Given request: Find each line with the string "name" and report it.

Recorded information:
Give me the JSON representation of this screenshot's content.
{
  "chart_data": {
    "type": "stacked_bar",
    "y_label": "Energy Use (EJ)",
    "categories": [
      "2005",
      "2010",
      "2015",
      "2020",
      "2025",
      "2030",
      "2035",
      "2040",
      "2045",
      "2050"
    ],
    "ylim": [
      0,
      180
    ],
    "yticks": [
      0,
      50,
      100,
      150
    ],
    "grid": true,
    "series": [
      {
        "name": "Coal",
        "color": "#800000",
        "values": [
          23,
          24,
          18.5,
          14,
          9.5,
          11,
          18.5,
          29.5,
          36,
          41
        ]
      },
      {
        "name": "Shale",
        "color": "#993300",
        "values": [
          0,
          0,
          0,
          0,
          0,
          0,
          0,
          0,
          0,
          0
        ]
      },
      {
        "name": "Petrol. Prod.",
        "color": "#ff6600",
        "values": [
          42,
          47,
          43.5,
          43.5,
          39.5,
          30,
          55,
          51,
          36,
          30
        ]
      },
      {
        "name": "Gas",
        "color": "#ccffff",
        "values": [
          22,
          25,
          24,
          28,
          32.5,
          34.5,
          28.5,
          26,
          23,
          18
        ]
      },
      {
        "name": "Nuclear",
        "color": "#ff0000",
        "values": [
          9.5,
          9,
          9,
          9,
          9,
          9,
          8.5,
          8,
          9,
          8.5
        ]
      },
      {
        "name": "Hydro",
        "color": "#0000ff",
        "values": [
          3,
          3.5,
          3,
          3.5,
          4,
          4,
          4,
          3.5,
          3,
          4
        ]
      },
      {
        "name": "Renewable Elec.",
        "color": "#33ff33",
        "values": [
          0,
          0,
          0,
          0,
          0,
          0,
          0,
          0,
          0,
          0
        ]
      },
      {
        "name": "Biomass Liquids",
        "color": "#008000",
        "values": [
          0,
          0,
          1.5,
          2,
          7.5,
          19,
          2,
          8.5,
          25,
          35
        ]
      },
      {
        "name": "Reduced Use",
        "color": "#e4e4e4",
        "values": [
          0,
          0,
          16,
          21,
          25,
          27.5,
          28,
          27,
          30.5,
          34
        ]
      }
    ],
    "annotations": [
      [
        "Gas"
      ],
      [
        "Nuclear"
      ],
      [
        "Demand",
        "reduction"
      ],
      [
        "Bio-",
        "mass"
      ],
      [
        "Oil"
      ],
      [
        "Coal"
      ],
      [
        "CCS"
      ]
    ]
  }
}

Solution to this exercise:
        "name": "Coal",
        "name": "Shale",
        "name": "Petrol. Prod.",
        "name": "Gas",
        "name": "Nuclear",
        "name": "Hydro",
        "name": "Renewable Elec.",
        "name": "Biomass Liquids",
        "name": "Reduced Use",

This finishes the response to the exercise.